## BEGIN DATA FOR THIS EXERCISE

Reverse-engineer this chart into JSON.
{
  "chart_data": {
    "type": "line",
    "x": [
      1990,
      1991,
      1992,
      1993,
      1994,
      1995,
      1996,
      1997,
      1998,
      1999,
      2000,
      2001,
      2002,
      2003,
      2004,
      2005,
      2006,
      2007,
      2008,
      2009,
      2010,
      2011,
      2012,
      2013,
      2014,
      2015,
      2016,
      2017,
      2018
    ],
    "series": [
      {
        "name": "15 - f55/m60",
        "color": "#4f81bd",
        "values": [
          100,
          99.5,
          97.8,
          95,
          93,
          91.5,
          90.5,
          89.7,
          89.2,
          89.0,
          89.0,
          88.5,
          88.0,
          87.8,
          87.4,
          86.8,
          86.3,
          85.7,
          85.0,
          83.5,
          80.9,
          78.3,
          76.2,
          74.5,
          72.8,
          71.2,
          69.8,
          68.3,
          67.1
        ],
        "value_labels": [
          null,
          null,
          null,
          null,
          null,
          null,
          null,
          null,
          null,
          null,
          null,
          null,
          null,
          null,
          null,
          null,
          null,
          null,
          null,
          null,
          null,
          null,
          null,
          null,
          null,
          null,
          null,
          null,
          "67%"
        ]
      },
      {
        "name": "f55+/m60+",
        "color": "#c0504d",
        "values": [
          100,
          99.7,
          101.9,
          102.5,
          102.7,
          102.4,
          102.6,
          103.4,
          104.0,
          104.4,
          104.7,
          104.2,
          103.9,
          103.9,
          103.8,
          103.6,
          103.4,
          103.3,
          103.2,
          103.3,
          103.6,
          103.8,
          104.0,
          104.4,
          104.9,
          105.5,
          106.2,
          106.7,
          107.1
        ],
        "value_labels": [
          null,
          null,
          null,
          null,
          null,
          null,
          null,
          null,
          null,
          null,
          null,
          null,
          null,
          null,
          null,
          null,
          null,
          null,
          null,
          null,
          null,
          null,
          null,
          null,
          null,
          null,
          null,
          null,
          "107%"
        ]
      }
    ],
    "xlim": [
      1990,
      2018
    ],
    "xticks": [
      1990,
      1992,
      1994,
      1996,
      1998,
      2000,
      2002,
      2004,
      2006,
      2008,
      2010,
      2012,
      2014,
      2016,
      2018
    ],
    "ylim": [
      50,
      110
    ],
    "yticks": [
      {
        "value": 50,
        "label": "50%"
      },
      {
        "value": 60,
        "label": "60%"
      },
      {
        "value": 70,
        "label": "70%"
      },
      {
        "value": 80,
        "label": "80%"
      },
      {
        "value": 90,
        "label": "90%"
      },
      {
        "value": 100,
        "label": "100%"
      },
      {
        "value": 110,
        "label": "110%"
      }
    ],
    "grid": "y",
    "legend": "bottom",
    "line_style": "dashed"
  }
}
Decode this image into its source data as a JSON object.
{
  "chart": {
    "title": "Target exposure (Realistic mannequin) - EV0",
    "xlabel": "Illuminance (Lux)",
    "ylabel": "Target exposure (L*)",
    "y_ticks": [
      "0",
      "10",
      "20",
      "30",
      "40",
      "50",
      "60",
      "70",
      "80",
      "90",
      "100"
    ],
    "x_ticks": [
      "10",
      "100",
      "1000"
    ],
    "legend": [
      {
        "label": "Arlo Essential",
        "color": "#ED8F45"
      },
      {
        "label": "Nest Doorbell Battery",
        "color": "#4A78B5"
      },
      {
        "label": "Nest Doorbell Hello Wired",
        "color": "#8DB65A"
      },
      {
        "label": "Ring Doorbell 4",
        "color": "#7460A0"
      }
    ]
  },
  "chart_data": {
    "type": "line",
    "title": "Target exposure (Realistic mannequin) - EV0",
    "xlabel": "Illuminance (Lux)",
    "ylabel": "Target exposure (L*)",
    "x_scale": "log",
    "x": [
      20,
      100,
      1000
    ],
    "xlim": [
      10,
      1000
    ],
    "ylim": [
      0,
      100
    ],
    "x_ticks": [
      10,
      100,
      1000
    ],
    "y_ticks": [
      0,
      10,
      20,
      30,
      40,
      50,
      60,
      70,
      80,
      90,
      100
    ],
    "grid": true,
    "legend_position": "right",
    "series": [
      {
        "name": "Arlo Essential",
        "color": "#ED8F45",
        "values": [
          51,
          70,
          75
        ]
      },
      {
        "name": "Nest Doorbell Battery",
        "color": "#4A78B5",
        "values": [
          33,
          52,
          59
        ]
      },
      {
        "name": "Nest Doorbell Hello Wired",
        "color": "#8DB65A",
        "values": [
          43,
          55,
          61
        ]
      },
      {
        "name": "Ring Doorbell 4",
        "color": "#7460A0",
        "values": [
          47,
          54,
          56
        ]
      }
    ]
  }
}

## END DATA FOR THIS EXERCISE

■ **TASK TO COMPLETE**: Transcribe the material exactly as it reads.

■ **SOLUTION TO THE EXERCISE**:
Reverse-engineer this chart into JSON.
{
  "chart_data": {
    "type": "line",
    "x": [
      1990,
      1991,
      1992,
      1993,
      1994,
      1995,
      1996,
      1997,
      1998,
      1999,
      2000,
      2001,
      2002,
      2003,
      2004,
      2005,
      2006,
      2007,
      2008,
      2009,
      2010,
      2011,
      2012,
      2013,
      2014,
      2015,
      2016,
      2017,
      2018
    ],
    "series": [
      {
        "name": "15 - f55/m60",
        "color": "#4f81bd",
        "values": [
          100,
          99.5,
          97.8,
          95,
          93,
          91.5,
          90.5,
          89.7,
          89.2,
          89.0,
          89.0,
          88.5,
          88.0,
          87.8,
          87.4,
          86.8,
          86.3,
          85.7,
          85.0,
          83.5,
          80.9,
          78.3,
          76.2,
          74.5,
          72.8,
          71.2,
          69.8,
          68.3,
          67.1
        ],
        "value_labels": [
          null,
          null,
          null,
          null,
          null,
          null,
          null,
          null,
          null,
          null,
          null,
          null,
          null,
          null,
          null,
          null,
          null,
          null,
          null,
          null,
          null,
          null,
          null,
          null,
          null,
          null,
          null,
          null,
          "67%"
        ]
      },
      {
        "name": "f55+/m60+",
        "color": "#c0504d",
        "values": [
          100,
          99.7,
          101.9,
          102.5,
          102.7,
          102.4,
          102.6,
          103.4,
          104.0,
          104.4,
          104.7,
          104.2,
          103.9,
          103.9,
          103.8,
          103.6,
          103.4,
          103.3,
          103.2,
          103.3,
          103.6,
          103.8,
          104.0,
          104.4,
          104.9,
          105.5,
          106.2,
          106.7,
          107.1
        ],
        "value_labels": [
          null,
          null,
          null,
          null,
          null,
          null,
          null,
          null,
          null,
          null,
          null,
          null,
          null,
          null,
          null,
          null,
          null,
          null,
          null,
          null,
          null,
          null,
          null,
          null,
          null,
          null,
          null,
          null,
          "107%"
        ]
      }
    ],
    "xlim": [
      1990,
      2018
    ],
    "xticks": [
      1990,
      1992,
      1994,
      1996,
      1998,
      2000,
      2002,
      2004,
      2006,
      2008,
      2010,
      2012,
      2014,
      2016,
      2018
    ],
    "ylim": [
      50,
      110
    ],
    "yticks": [
      {
        "value": 50,
        "label": "50%"
      },
      {
        "value": 60,
        "label": "60%"
      },
      {
        "value": 70,
        "label": "70%"
      },
      {
        "value": 80,
        "label": "80%"
      },
      {
        "value": 90,
        "label": "90%"
      },
      {
        "value": 100,
        "label": "100%"
      },
      {
        "value": 110,
        "label": "110%"
      }
    ],
    "grid": "y",
    "legend": "bottom",
    "line_style": "dashed"
  }
}
Decode this image into its source data as a JSON object.
{
  "chart": {
    "title": "Target exposure (Realistic mannequin) - EV0",
    "xlabel": "Illuminance (Lux)",
    "ylabel": "Target exposure (L*)",
    "y_ticks": [
      "0",
      "10",
      "20",
      "30",
      "40",
      "50",
      "60",
      "70",
      "80",
      "90",
      "100"
    ],
    "x_ticks": [
      "10",
      "100",
      "1000"
    ],
    "legend": [
      {
        "label": "Arlo Essential",
        "color": "#ED8F45"
      },
      {
        "label": "Nest Doorbell Battery",
        "color": "#4A78B5"
      },
      {
        "label": "Nest Doorbell Hello Wired",
        "color": "#8DB65A"
      },
      {
        "label": "Ring Doorbell 4",
        "color": "#7460A0"
      }
    ]
  },
  "chart_data": {
    "type": "line",
    "title": "Target exposure (Realistic mannequin) - EV0",
    "xlabel": "Illuminance (Lux)",
    "ylabel": "Target exposure (L*)",
    "x_scale": "log",
    "x": [
      20,
      100,
      1000
    ],
    "xlim": [
      10,
      1000
    ],
    "ylim": [
      0,
      100
    ],
    "x_ticks": [
      10,
      100,
      1000
    ],
    "y_ticks": [
      0,
      10,
      20,
      30,
      40,
      50,
      60,
      70,
      80,
      90,
      100
    ],
    "grid": true,
    "legend_position": "right",
    "series": [
      {
        "name": "Arlo Essential",
        "color": "#ED8F45",
        "values": [
          51,
          70,
          75
        ]
      },
      {
        "name": "Nest Doorbell Battery",
        "color": "#4A78B5",
        "values": [
          33,
          52,
          59
        ]
      },
      {
        "name": "Nest Doorbell Hello Wired",
        "color": "#8DB65A",
        "values": [
          43,
          55,
          61
        ]
      },
      {
        "name": "Ring Doorbell 4",
        "color": "#7460A0",
        "values": [
          47,
          54,
          56
        ]
      }
    ]
  }
}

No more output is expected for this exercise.